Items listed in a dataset
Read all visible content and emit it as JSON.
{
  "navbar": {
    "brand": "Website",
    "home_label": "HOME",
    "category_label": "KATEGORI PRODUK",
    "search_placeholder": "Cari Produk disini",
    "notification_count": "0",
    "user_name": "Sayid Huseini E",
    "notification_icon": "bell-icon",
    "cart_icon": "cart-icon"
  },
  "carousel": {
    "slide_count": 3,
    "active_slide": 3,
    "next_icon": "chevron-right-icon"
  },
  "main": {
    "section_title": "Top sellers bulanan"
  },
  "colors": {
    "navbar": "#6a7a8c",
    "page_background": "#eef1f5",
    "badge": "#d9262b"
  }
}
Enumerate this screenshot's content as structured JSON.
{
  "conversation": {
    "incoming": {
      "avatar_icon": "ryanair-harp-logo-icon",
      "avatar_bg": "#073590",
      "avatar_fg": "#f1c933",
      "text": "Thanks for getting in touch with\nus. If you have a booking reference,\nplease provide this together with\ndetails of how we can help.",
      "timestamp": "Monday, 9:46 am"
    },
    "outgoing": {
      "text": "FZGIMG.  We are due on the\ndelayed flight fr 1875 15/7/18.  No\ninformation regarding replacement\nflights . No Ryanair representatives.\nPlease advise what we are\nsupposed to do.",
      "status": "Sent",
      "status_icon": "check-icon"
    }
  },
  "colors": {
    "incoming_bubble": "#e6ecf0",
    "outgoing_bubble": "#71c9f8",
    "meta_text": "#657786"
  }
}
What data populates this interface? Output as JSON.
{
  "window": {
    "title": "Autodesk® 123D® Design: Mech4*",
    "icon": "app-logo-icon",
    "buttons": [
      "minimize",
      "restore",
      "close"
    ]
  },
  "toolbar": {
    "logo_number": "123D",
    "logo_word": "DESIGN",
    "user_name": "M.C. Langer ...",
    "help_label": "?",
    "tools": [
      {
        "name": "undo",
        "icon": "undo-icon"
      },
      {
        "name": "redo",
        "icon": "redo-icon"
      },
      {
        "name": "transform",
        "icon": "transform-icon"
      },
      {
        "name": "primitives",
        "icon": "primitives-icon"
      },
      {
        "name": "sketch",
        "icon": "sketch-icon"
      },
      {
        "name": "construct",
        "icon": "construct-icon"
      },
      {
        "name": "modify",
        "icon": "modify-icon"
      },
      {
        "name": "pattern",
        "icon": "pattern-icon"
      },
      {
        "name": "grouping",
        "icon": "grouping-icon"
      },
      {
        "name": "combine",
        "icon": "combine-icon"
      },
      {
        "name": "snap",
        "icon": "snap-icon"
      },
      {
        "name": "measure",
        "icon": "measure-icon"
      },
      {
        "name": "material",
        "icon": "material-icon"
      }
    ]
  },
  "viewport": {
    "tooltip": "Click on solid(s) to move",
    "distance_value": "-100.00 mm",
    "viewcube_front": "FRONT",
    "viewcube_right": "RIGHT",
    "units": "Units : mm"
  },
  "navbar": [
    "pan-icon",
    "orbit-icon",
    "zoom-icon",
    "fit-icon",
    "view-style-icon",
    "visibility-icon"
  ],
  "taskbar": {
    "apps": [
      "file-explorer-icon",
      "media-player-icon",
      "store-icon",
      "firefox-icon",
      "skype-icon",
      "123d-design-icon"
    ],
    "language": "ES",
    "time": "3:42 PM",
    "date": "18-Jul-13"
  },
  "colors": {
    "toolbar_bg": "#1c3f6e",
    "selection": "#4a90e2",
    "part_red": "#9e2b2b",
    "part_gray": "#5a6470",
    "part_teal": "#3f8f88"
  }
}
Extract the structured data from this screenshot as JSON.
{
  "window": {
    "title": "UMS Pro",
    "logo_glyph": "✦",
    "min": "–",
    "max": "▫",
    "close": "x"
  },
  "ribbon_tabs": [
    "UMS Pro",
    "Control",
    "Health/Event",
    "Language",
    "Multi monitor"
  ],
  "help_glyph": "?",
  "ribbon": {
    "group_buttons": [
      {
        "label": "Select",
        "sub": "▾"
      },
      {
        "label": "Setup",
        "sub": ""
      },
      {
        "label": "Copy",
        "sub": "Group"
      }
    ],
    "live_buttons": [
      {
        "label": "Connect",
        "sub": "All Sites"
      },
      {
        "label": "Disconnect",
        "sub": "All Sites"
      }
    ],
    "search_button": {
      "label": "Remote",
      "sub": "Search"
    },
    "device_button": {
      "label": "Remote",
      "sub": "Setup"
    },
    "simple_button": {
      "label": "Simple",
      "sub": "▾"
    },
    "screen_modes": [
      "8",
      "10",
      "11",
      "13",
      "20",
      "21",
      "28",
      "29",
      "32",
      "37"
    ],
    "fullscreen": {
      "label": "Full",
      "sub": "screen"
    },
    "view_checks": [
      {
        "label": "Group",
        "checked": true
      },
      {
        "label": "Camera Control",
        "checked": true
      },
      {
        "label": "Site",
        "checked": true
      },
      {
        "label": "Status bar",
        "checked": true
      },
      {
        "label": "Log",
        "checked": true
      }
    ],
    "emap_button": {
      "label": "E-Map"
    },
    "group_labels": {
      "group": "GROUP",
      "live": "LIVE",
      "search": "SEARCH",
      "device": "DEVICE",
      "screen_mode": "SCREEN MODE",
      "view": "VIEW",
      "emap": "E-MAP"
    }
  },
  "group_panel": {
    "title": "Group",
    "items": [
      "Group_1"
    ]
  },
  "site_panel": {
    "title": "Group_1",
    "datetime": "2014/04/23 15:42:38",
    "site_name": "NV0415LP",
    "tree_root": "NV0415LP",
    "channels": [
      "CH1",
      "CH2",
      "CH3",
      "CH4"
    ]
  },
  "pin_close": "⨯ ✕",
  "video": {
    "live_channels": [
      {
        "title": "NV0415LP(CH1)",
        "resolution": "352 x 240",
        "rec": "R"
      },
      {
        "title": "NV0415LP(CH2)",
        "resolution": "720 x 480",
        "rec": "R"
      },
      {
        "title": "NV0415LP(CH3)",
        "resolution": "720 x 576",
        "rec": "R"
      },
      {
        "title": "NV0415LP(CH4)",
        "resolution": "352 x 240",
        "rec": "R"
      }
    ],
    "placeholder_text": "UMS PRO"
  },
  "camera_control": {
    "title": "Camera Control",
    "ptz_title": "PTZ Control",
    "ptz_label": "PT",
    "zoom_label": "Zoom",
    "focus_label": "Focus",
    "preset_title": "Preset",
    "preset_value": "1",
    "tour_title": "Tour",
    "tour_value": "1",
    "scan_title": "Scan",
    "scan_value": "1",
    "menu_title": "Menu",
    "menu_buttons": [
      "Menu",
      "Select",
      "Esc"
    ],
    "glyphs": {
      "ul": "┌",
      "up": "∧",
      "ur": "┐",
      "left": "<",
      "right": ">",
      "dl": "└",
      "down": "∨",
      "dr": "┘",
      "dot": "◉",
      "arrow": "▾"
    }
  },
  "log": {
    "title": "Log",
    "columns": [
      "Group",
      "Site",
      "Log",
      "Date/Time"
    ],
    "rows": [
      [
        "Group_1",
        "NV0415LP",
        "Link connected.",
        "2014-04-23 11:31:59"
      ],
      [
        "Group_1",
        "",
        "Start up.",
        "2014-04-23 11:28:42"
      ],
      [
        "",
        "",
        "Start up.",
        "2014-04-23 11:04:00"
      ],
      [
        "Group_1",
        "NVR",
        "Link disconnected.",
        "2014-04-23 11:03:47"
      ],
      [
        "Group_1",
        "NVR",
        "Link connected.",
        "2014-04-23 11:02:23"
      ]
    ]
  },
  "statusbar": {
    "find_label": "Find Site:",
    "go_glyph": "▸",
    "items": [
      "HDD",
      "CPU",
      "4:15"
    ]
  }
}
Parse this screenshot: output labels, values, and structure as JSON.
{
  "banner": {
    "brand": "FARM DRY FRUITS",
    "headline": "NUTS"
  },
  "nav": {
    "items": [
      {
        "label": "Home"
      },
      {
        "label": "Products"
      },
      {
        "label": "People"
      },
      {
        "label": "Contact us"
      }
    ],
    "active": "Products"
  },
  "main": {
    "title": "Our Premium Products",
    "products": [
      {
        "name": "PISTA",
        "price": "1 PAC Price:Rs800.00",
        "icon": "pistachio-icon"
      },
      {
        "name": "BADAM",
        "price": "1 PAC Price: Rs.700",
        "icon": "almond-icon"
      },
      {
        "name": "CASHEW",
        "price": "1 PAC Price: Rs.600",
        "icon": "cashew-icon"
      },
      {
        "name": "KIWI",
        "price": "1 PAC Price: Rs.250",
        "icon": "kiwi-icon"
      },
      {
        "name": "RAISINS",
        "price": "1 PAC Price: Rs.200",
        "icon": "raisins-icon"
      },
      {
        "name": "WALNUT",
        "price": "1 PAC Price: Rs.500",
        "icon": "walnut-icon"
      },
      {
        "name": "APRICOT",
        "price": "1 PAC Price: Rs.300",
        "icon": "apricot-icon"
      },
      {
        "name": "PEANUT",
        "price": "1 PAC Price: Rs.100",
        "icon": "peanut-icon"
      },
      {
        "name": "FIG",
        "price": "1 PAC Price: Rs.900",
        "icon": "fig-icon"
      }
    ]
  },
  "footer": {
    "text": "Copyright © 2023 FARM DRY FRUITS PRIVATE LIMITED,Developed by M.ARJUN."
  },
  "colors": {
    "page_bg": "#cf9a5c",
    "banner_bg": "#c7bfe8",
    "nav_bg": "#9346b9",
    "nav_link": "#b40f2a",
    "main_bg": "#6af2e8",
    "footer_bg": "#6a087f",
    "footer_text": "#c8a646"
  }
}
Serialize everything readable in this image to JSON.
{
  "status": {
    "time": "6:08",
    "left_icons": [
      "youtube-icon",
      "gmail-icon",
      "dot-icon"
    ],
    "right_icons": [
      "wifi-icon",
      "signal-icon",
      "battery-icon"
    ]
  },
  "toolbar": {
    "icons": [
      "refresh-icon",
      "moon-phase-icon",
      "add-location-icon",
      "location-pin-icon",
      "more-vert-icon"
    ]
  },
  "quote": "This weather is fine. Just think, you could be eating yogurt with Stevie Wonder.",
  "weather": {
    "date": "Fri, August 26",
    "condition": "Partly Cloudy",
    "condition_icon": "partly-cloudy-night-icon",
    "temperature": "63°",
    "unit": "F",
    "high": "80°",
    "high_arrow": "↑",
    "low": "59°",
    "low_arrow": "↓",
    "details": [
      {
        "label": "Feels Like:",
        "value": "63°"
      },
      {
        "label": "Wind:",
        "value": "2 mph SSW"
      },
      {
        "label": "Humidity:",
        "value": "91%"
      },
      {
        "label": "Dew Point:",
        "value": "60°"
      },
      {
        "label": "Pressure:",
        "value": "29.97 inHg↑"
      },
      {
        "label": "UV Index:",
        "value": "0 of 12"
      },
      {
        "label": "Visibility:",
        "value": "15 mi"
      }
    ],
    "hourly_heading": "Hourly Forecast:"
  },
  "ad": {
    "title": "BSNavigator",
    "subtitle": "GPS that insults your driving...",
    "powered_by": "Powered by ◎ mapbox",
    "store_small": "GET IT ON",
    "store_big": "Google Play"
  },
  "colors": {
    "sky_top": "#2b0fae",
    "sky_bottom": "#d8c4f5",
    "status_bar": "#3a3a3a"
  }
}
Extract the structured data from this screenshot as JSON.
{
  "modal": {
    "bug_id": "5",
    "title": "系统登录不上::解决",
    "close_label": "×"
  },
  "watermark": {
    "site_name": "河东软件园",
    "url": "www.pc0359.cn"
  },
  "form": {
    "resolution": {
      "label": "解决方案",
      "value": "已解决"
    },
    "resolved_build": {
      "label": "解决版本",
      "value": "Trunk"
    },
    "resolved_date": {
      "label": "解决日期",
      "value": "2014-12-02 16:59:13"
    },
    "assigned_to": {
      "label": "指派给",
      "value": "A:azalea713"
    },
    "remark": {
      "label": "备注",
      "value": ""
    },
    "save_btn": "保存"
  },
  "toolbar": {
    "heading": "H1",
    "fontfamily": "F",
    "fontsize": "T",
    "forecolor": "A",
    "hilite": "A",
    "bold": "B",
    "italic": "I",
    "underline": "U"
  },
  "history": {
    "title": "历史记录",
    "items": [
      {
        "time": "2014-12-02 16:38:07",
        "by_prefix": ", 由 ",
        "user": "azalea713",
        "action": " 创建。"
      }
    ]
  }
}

Work instructions >> How many of the listing's lines contain "price"? Respond with a single number and nothing else.

The answer >> 9